• Set problem: For each line of the data below that holds "冰墩墩本墩", copy the line.

• Records to use:

════════════════════

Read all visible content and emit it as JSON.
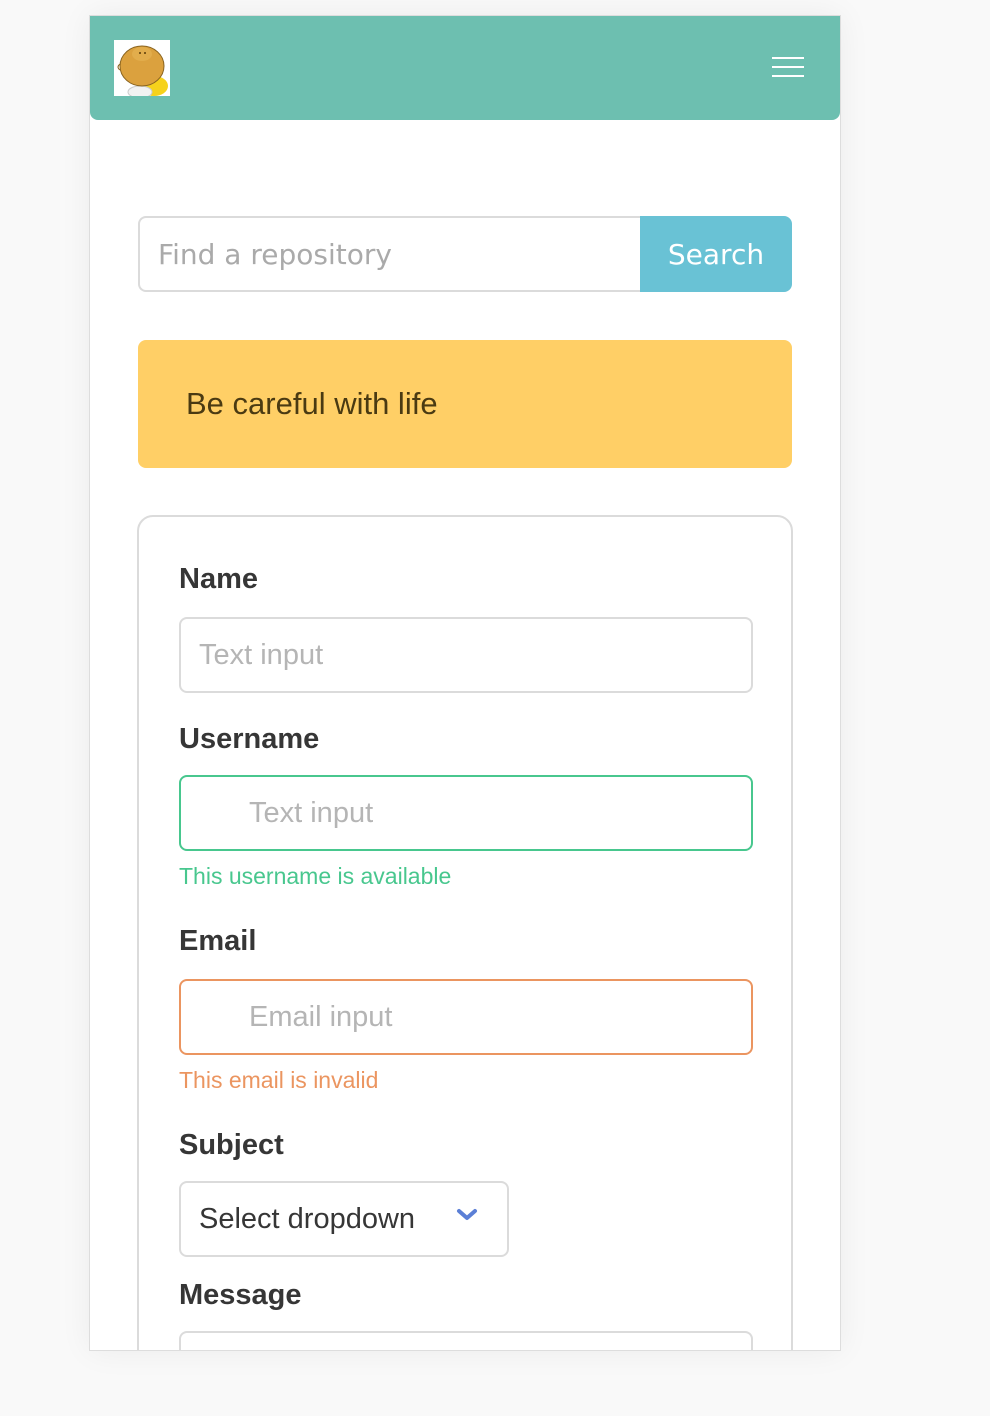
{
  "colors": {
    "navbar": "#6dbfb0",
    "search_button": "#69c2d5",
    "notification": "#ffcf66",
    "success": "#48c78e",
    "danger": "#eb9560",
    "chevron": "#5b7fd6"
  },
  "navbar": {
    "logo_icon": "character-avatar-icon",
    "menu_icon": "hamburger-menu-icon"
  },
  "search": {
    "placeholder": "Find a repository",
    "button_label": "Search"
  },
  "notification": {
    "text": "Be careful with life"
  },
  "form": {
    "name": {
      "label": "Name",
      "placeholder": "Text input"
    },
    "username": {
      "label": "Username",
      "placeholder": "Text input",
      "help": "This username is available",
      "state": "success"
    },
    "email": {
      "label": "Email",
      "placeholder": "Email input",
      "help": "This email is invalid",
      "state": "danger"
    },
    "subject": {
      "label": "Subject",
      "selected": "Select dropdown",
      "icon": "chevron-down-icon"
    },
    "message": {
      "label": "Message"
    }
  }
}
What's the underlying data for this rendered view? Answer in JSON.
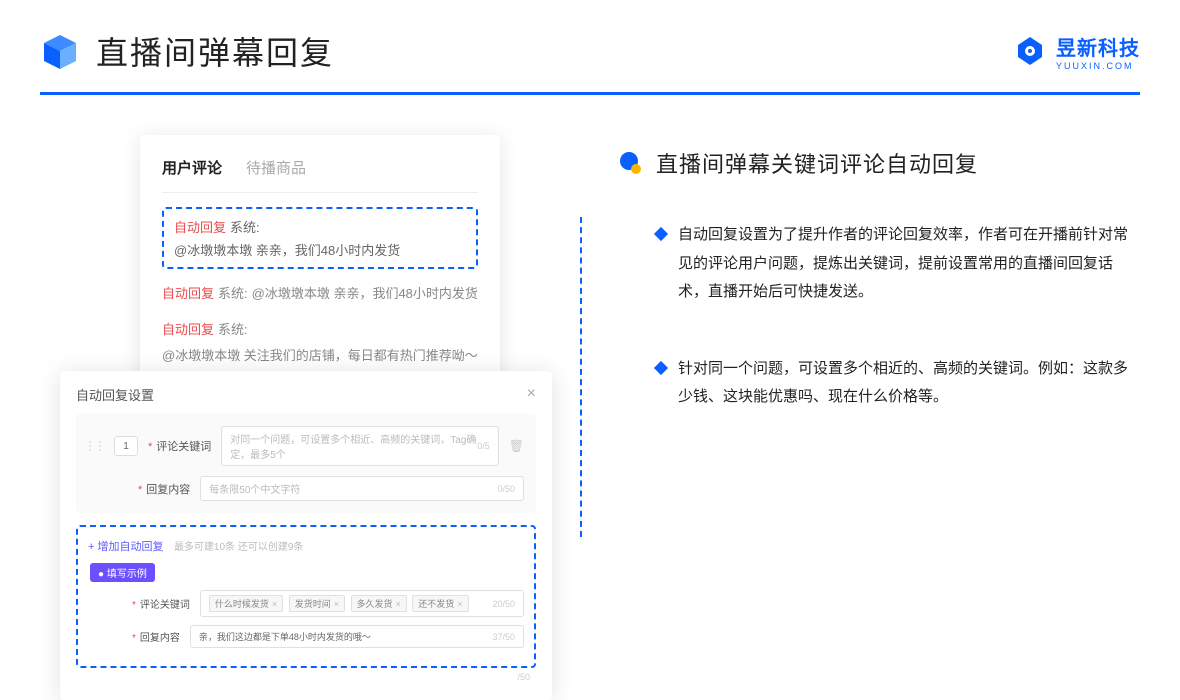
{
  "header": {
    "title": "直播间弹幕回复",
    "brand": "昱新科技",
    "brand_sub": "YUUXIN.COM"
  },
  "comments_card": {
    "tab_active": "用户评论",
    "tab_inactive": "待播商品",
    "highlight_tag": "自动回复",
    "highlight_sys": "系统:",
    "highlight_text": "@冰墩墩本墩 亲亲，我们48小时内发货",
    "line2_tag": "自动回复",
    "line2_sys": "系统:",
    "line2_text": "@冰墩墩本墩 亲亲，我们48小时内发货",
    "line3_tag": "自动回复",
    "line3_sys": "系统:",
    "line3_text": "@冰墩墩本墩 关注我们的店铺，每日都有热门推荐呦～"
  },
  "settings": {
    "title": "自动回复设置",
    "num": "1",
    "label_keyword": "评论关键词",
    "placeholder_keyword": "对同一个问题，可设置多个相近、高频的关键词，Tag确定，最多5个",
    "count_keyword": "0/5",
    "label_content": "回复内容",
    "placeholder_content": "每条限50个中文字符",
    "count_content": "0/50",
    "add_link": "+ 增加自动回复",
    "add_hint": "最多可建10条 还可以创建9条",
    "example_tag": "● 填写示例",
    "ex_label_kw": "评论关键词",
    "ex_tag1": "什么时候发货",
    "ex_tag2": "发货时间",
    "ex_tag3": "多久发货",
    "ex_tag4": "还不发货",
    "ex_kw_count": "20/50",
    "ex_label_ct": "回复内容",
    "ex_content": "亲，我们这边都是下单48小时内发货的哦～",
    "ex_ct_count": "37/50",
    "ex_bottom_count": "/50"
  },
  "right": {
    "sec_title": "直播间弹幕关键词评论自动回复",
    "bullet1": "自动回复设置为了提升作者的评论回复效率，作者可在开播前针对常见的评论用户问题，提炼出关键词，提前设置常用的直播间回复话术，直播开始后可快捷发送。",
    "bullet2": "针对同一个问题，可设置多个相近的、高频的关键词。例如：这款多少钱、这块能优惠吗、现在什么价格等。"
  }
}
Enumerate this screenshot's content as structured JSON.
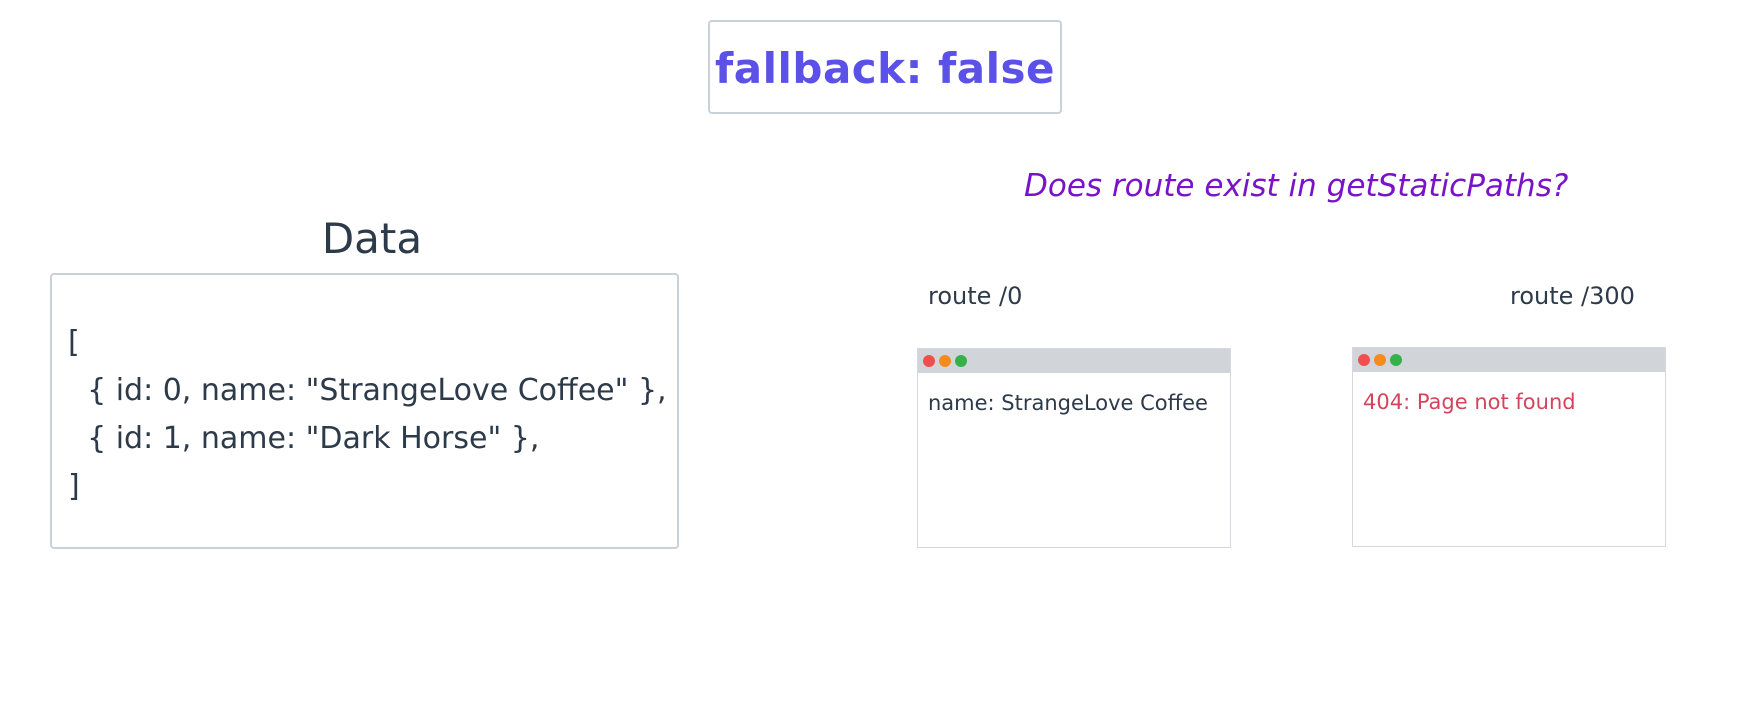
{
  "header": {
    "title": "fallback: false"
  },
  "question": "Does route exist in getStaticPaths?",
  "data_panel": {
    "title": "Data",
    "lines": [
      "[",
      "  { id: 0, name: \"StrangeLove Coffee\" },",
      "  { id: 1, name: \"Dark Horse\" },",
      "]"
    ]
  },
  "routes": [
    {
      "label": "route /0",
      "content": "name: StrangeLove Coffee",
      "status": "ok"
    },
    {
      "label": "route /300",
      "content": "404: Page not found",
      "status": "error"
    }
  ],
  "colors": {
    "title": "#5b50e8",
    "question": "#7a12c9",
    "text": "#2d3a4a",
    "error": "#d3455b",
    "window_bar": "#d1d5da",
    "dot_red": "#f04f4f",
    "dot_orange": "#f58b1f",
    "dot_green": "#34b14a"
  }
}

════════════════════

• The output:
    "highlight_text": "@冰墩墩本墩 亲亲，我们48小时内发货",
    "line2_text": "@冰墩墩本墩 亲亲，我们48小时内发货",
    "line3_text": "@冰墩墩本墩 关注我们的店铺，每日都有热门推荐呦～"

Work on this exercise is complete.